:: Aim ::
All of the data that follows should be retyped exactly, please, except the pictures.

:: Data rows ::
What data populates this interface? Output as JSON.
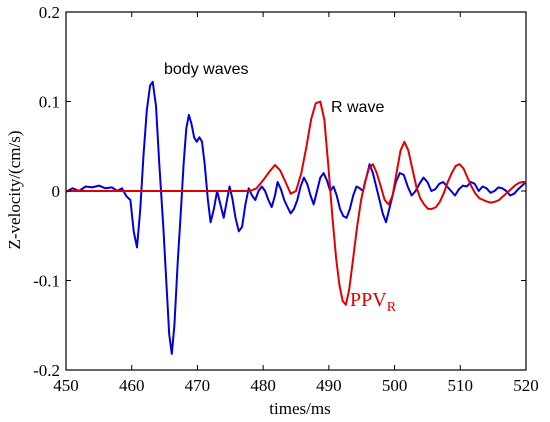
{
  "chart_data": {
    "type": "line",
    "title": "",
    "xlabel": "times/ms",
    "ylabel": "Z-velocity/(cm/s)",
    "xlim": [
      450,
      520
    ],
    "ylim": [
      -0.2,
      0.2
    ],
    "xticks": [
      450,
      460,
      470,
      480,
      490,
      500,
      510,
      520
    ],
    "yticks": [
      0.2,
      0.1,
      0,
      -0.1,
      -0.2
    ],
    "xtick_labels": [
      "450",
      "460",
      "470",
      "480",
      "490",
      "500",
      "510",
      "520"
    ],
    "ytick_labels": [
      "0.2",
      "0.1",
      "0",
      "-0.1",
      "-0.2"
    ],
    "grid": false,
    "annotations": {
      "body_waves": "body waves",
      "r_wave": "R wave",
      "ppv_main": "PPV",
      "ppv_sub": "R"
    },
    "series": [
      {
        "color": "#0000dd",
        "x": [
          450,
          451,
          452,
          453,
          454,
          455,
          456,
          457,
          457.8,
          458.5,
          459.2,
          459.8,
          460.3,
          460.8,
          461.3,
          461.8,
          462.3,
          462.8,
          463.2,
          463.7,
          464.2,
          464.8,
          465.3,
          465.7,
          466.1,
          466.5,
          467.0,
          467.5,
          467.9,
          468.3,
          468.7,
          469.1,
          469.5,
          469.9,
          470.3,
          470.7,
          471.1,
          471.6,
          472.0,
          472.5,
          473.0,
          473.5,
          474.0,
          474.5,
          474.9,
          475.3,
          475.8,
          476.3,
          476.8,
          477.3,
          477.8,
          478.3,
          478.8,
          479.3,
          479.8,
          480.3,
          480.8,
          481.3,
          481.8,
          482.2,
          482.7,
          483.2,
          483.7,
          484.2,
          484.7,
          485.2,
          485.7,
          486.2,
          486.7,
          487.2,
          487.7,
          488.2,
          488.7,
          489.2,
          489.7,
          490.2,
          490.7,
          491.2,
          491.7,
          492.2,
          492.7,
          493.2,
          493.7,
          494.2,
          494.7,
          495.2,
          495.7,
          496.2,
          496.7,
          497.2,
          497.7,
          498.2,
          498.7,
          499.2,
          499.7,
          500.2,
          500.8,
          501.4,
          502.0,
          502.6,
          503.2,
          503.8,
          504.4,
          505.0,
          505.6,
          506.2,
          506.8,
          507.4,
          508.0,
          508.6,
          509.2,
          509.8,
          510.4,
          511.0,
          511.6,
          512.2,
          512.8,
          513.4,
          514.0,
          514.6,
          515.2,
          515.8,
          516.4,
          517.0,
          517.6,
          518.2,
          518.8,
          519.4,
          520
        ],
        "y": [
          -0.001,
          0.003,
          0.0,
          0.005,
          0.004,
          0.006,
          0.003,
          0.004,
          0.0,
          0.003,
          -0.006,
          -0.01,
          -0.045,
          -0.063,
          -0.02,
          0.04,
          0.09,
          0.118,
          0.122,
          0.095,
          0.03,
          -0.04,
          -0.105,
          -0.16,
          -0.182,
          -0.15,
          -0.08,
          -0.02,
          0.03,
          0.07,
          0.085,
          0.075,
          0.06,
          0.055,
          0.06,
          0.055,
          0.03,
          -0.01,
          -0.035,
          -0.02,
          0.0,
          -0.015,
          -0.03,
          -0.01,
          0.005,
          -0.008,
          -0.03,
          -0.045,
          -0.04,
          -0.015,
          0.003,
          -0.005,
          -0.01,
          0.0,
          0.005,
          0.0,
          -0.01,
          -0.018,
          -0.005,
          0.01,
          0.002,
          -0.01,
          -0.018,
          -0.025,
          -0.02,
          -0.01,
          0.005,
          0.015,
          0.008,
          -0.005,
          -0.015,
          0.0,
          0.015,
          0.02,
          0.012,
          0.0,
          0.005,
          -0.005,
          -0.02,
          -0.028,
          -0.03,
          -0.02,
          -0.005,
          0.005,
          0.003,
          0.0,
          0.015,
          0.03,
          0.02,
          0.005,
          -0.01,
          -0.025,
          -0.035,
          -0.02,
          -0.005,
          0.01,
          0.02,
          0.018,
          0.005,
          -0.005,
          0.0,
          0.008,
          0.015,
          0.01,
          0.0,
          0.002,
          0.008,
          0.01,
          0.005,
          0.0,
          -0.005,
          0.002,
          0.006,
          0.005,
          0.01,
          0.008,
          0.0,
          0.005,
          0.003,
          -0.002,
          0.0,
          0.004,
          0.003,
          0.0,
          -0.005,
          -0.003,
          0.002,
          0.006,
          0.01
        ]
      },
      {
        "color": "#e00000",
        "x": [
          450,
          478.0,
          479.0,
          480.0,
          481.0,
          481.8,
          482.6,
          483.4,
          484.2,
          485.0,
          485.8,
          486.6,
          487.3,
          488.0,
          488.7,
          489.3,
          489.9,
          490.5,
          491.1,
          491.6,
          492.1,
          492.6,
          493.1,
          493.7,
          494.3,
          494.9,
          495.5,
          496.1,
          496.7,
          497.3,
          497.9,
          498.5,
          499.1,
          499.7,
          500.3,
          500.9,
          501.5,
          502.1,
          502.7,
          503.3,
          503.9,
          504.5,
          505.1,
          505.7,
          506.3,
          506.9,
          507.5,
          508.1,
          508.7,
          509.3,
          509.9,
          510.5,
          511.1,
          511.7,
          512.3,
          512.9,
          513.5,
          514.1,
          514.7,
          515.3,
          515.9,
          516.5,
          517.1,
          517.7,
          518.3,
          518.9,
          519.5,
          520
        ],
        "y": [
          0.0,
          0.0,
          0.003,
          0.012,
          0.022,
          0.029,
          0.023,
          0.01,
          -0.003,
          0.0,
          0.02,
          0.05,
          0.08,
          0.098,
          0.1,
          0.08,
          0.03,
          -0.025,
          -0.075,
          -0.105,
          -0.123,
          -0.127,
          -0.11,
          -0.075,
          -0.04,
          -0.01,
          0.01,
          0.025,
          0.03,
          0.02,
          0.005,
          -0.01,
          -0.015,
          -0.005,
          0.02,
          0.045,
          0.055,
          0.045,
          0.025,
          0.005,
          -0.008,
          -0.015,
          -0.02,
          -0.02,
          -0.018,
          -0.012,
          -0.002,
          0.01,
          0.02,
          0.028,
          0.03,
          0.025,
          0.015,
          0.005,
          -0.003,
          -0.008,
          -0.01,
          -0.012,
          -0.013,
          -0.012,
          -0.01,
          -0.006,
          -0.002,
          0.002,
          0.006,
          0.009,
          0.01,
          0.01
        ]
      }
    ]
  }
}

:: Correct output ::
What data populates this interface? Output as JSON.
{
  "chart_data": {
    "type": "line",
    "title": "",
    "xlabel": "times/ms",
    "ylabel": "Z-velocity/(cm/s)",
    "xlim": [
      450,
      520
    ],
    "ylim": [
      -0.2,
      0.2
    ],
    "xticks": [
      450,
      460,
      470,
      480,
      490,
      500,
      510,
      520
    ],
    "yticks": [
      0.2,
      0.1,
      0,
      -0.1,
      -0.2
    ],
    "xtick_labels": [
      "450",
      "460",
      "470",
      "480",
      "490",
      "500",
      "510",
      "520"
    ],
    "ytick_labels": [
      "0.2",
      "0.1",
      "0",
      "-0.1",
      "-0.2"
    ],
    "grid": false,
    "annotations": {
      "body_waves": "body waves",
      "r_wave": "R wave",
      "ppv_main": "PPV",
      "ppv_sub": "R"
    },
    "series": [
      {
        "color": "#0000dd",
        "x": [
          450,
          451,
          452,
          453,
          454,
          455,
          456,
          457,
          457.8,
          458.5,
          459.2,
          459.8,
          460.3,
          460.8,
          461.3,
          461.8,
          462.3,
          462.8,
          463.2,
          463.7,
          464.2,
          464.8,
          465.3,
          465.7,
          466.1,
          466.5,
          467.0,
          467.5,
          467.9,
          468.3,
          468.7,
          469.1,
          469.5,
          469.9,
          470.3,
          470.7,
          471.1,
          471.6,
          472.0,
          472.5,
          473.0,
          473.5,
          474.0,
          474.5,
          474.9,
          475.3,
          475.8,
          476.3,
          476.8,
          477.3,
          477.8,
          478.3,
          478.8,
          479.3,
          479.8,
          480.3,
          480.8,
          481.3,
          481.8,
          482.2,
          482.7,
          483.2,
          483.7,
          484.2,
          484.7,
          485.2,
          485.7,
          486.2,
          486.7,
          487.2,
          487.7,
          488.2,
          488.7,
          489.2,
          489.7,
          490.2,
          490.7,
          491.2,
          491.7,
          492.2,
          492.7,
          493.2,
          493.7,
          494.2,
          494.7,
          495.2,
          495.7,
          496.2,
          496.7,
          497.2,
          497.7,
          498.2,
          498.7,
          499.2,
          499.7,
          500.2,
          500.8,
          501.4,
          502.0,
          502.6,
          503.2,
          503.8,
          504.4,
          505.0,
          505.6,
          506.2,
          506.8,
          507.4,
          508.0,
          508.6,
          509.2,
          509.8,
          510.4,
          511.0,
          511.6,
          512.2,
          512.8,
          513.4,
          514.0,
          514.6,
          515.2,
          515.8,
          516.4,
          517.0,
          517.6,
          518.2,
          518.8,
          519.4,
          520
        ],
        "y": [
          -0.001,
          0.003,
          0.0,
          0.005,
          0.004,
          0.006,
          0.003,
          0.004,
          0.0,
          0.003,
          -0.006,
          -0.01,
          -0.045,
          -0.063,
          -0.02,
          0.04,
          0.09,
          0.118,
          0.122,
          0.095,
          0.03,
          -0.04,
          -0.105,
          -0.16,
          -0.182,
          -0.15,
          -0.08,
          -0.02,
          0.03,
          0.07,
          0.085,
          0.075,
          0.06,
          0.055,
          0.06,
          0.055,
          0.03,
          -0.01,
          -0.035,
          -0.02,
          0.0,
          -0.015,
          -0.03,
          -0.01,
          0.005,
          -0.008,
          -0.03,
          -0.045,
          -0.04,
          -0.015,
          0.003,
          -0.005,
          -0.01,
          0.0,
          0.005,
          0.0,
          -0.01,
          -0.018,
          -0.005,
          0.01,
          0.002,
          -0.01,
          -0.018,
          -0.025,
          -0.02,
          -0.01,
          0.005,
          0.015,
          0.008,
          -0.005,
          -0.015,
          0.0,
          0.015,
          0.02,
          0.012,
          0.0,
          0.005,
          -0.005,
          -0.02,
          -0.028,
          -0.03,
          -0.02,
          -0.005,
          0.005,
          0.003,
          0.0,
          0.015,
          0.03,
          0.02,
          0.005,
          -0.01,
          -0.025,
          -0.035,
          -0.02,
          -0.005,
          0.01,
          0.02,
          0.018,
          0.005,
          -0.005,
          0.0,
          0.008,
          0.015,
          0.01,
          0.0,
          0.002,
          0.008,
          0.01,
          0.005,
          0.0,
          -0.005,
          0.002,
          0.006,
          0.005,
          0.01,
          0.008,
          0.0,
          0.005,
          0.003,
          -0.002,
          0.0,
          0.004,
          0.003,
          0.0,
          -0.005,
          -0.003,
          0.002,
          0.006,
          0.01
        ]
      },
      {
        "color": "#e00000",
        "x": [
          450,
          478.0,
          479.0,
          480.0,
          481.0,
          481.8,
          482.6,
          483.4,
          484.2,
          485.0,
          485.8,
          486.6,
          487.3,
          488.0,
          488.7,
          489.3,
          489.9,
          490.5,
          491.1,
          491.6,
          492.1,
          492.6,
          493.1,
          493.7,
          494.3,
          494.9,
          495.5,
          496.1,
          496.7,
          497.3,
          497.9,
          498.5,
          499.1,
          499.7,
          500.3,
          500.9,
          501.5,
          502.1,
          502.7,
          503.3,
          503.9,
          504.5,
          505.1,
          505.7,
          506.3,
          506.9,
          507.5,
          508.1,
          508.7,
          509.3,
          509.9,
          510.5,
          511.1,
          511.7,
          512.3,
          512.9,
          513.5,
          514.1,
          514.7,
          515.3,
          515.9,
          516.5,
          517.1,
          517.7,
          518.3,
          518.9,
          519.5,
          520
        ],
        "y": [
          0.0,
          0.0,
          0.003,
          0.012,
          0.022,
          0.029,
          0.023,
          0.01,
          -0.003,
          0.0,
          0.02,
          0.05,
          0.08,
          0.098,
          0.1,
          0.08,
          0.03,
          -0.025,
          -0.075,
          -0.105,
          -0.123,
          -0.127,
          -0.11,
          -0.075,
          -0.04,
          -0.01,
          0.01,
          0.025,
          0.03,
          0.02,
          0.005,
          -0.01,
          -0.015,
          -0.005,
          0.02,
          0.045,
          0.055,
          0.045,
          0.025,
          0.005,
          -0.008,
          -0.015,
          -0.02,
          -0.02,
          -0.018,
          -0.012,
          -0.002,
          0.01,
          0.02,
          0.028,
          0.03,
          0.025,
          0.015,
          0.005,
          -0.003,
          -0.008,
          -0.01,
          -0.012,
          -0.013,
          -0.012,
          -0.01,
          -0.006,
          -0.002,
          0.002,
          0.006,
          0.009,
          0.01,
          0.01
        ]
      }
    ]
  }
}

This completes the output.